#### EXERCISE:
Return each line containing the string "Occupational".

#### PROVIDED DATA:
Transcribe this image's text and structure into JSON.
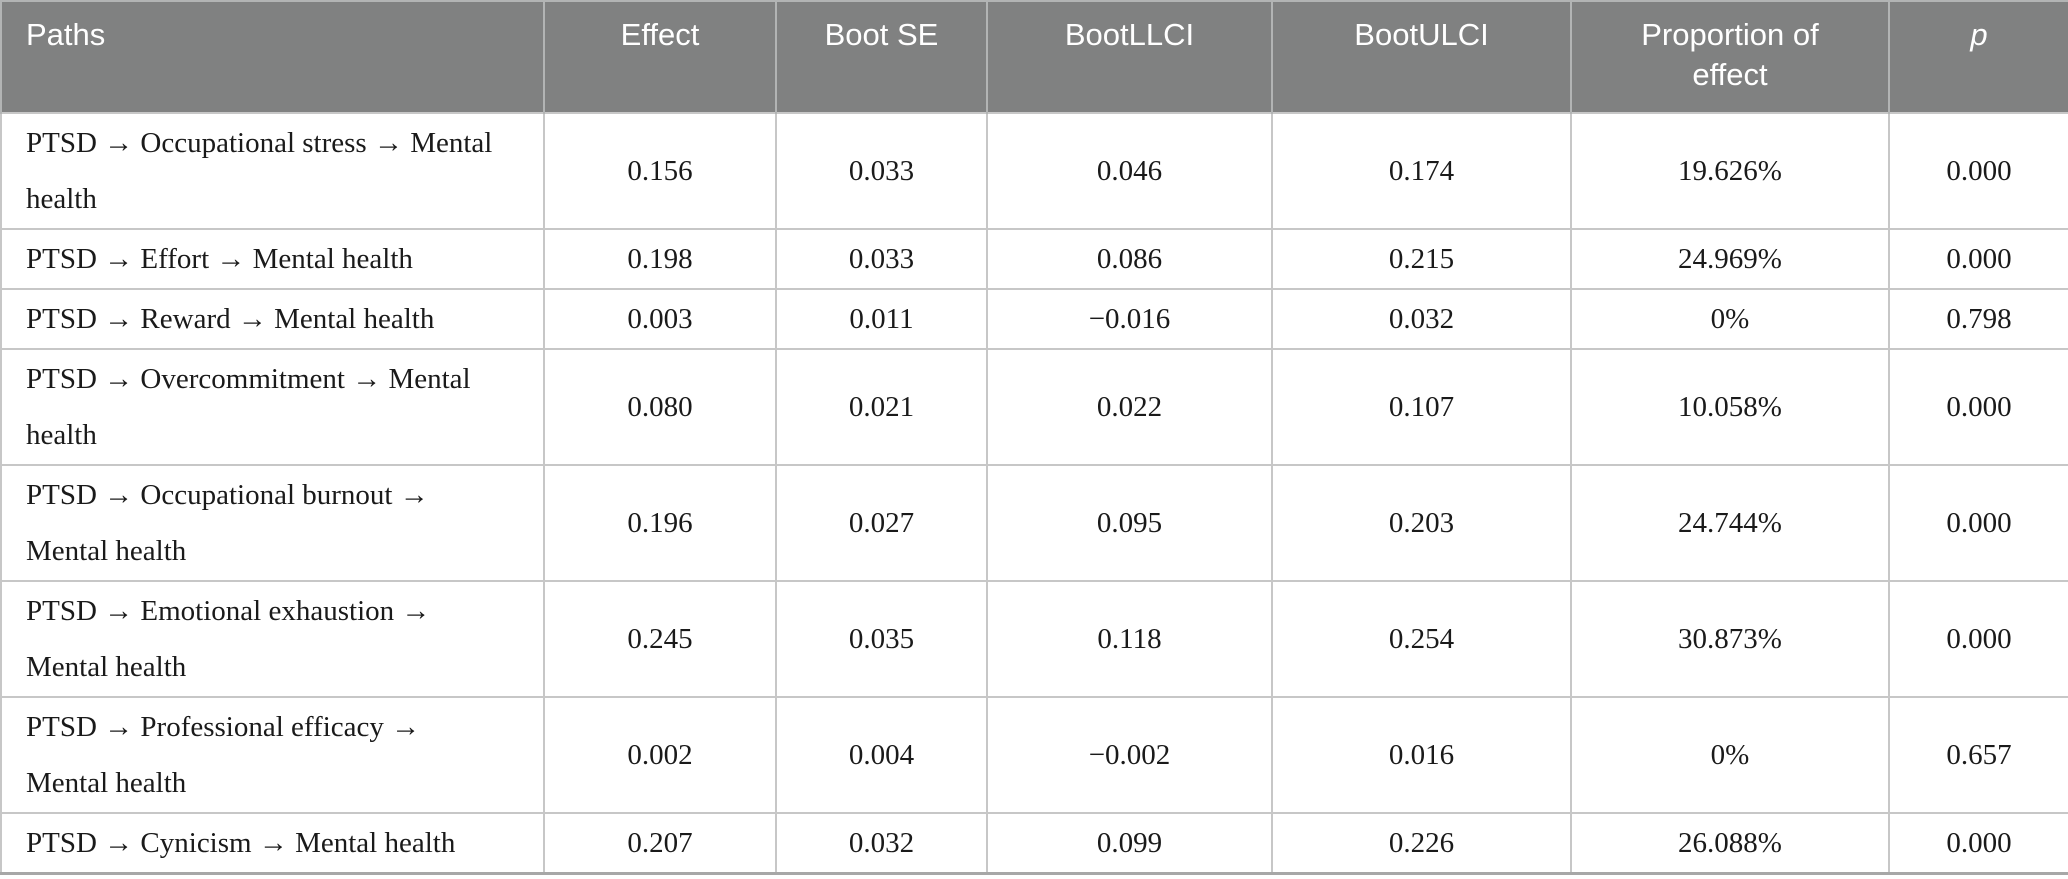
{
  "table": {
    "columns": [
      {
        "key": "path",
        "label": "Paths"
      },
      {
        "key": "effect",
        "label": "Effect"
      },
      {
        "key": "boot_se",
        "label": "Boot SE"
      },
      {
        "key": "boot_llci",
        "label": "BootLLCI"
      },
      {
        "key": "boot_ulci",
        "label": "BootULCI"
      },
      {
        "key": "proportion",
        "label": "Proportion of effect"
      },
      {
        "key": "p",
        "label": "p"
      }
    ],
    "rows": [
      {
        "path": "PTSD → Occupational stress → Mental health",
        "effect": "0.156",
        "boot_se": "0.033",
        "boot_llci": "0.046",
        "boot_ulci": "0.174",
        "proportion": "19.626%",
        "p": "0.000"
      },
      {
        "path": "PTSD → Effort → Mental health",
        "effect": "0.198",
        "boot_se": "0.033",
        "boot_llci": "0.086",
        "boot_ulci": "0.215",
        "proportion": "24.969%",
        "p": "0.000"
      },
      {
        "path": "PTSD → Reward → Mental health",
        "effect": "0.003",
        "boot_se": "0.011",
        "boot_llci": "−0.016",
        "boot_ulci": "0.032",
        "proportion": "0%",
        "p": "0.798"
      },
      {
        "path": "PTSD → Overcommitment → Mental health",
        "effect": "0.080",
        "boot_se": "0.021",
        "boot_llci": "0.022",
        "boot_ulci": "0.107",
        "proportion": "10.058%",
        "p": "0.000"
      },
      {
        "path": "PTSD → Occupational burnout → Mental health",
        "effect": "0.196",
        "boot_se": "0.027",
        "boot_llci": "0.095",
        "boot_ulci": "0.203",
        "proportion": "24.744%",
        "p": "0.000"
      },
      {
        "path": "PTSD → Emotional exhaustion → Mental health",
        "effect": "0.245",
        "boot_se": "0.035",
        "boot_llci": "0.118",
        "boot_ulci": "0.254",
        "proportion": "30.873%",
        "p": "0.000"
      },
      {
        "path": "PTSD → Professional efficacy → Mental health",
        "effect": "0.002",
        "boot_se": "0.004",
        "boot_llci": "−0.002",
        "boot_ulci": "0.016",
        "proportion": "0%",
        "p": "0.657"
      },
      {
        "path": "PTSD → Cynicism → Mental health",
        "effect": "0.207",
        "boot_se": "0.032",
        "boot_llci": "0.099",
        "boot_ulci": "0.226",
        "proportion": "26.088%",
        "p": "0.000"
      }
    ]
  },
  "colors": {
    "header_bg": "#808181",
    "header_text": "#ffffff",
    "body_text": "#1a1a1a",
    "grid_line": "#c7c7c7",
    "header_divider": "#b2b4b4",
    "bottom_border": "#a7a7a7"
  }
}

#### EXERCISE ANSWER:
        "path": "PTSD → Occupational stress → Mental health",
        "path": "PTSD → Occupational burnout → Mental health",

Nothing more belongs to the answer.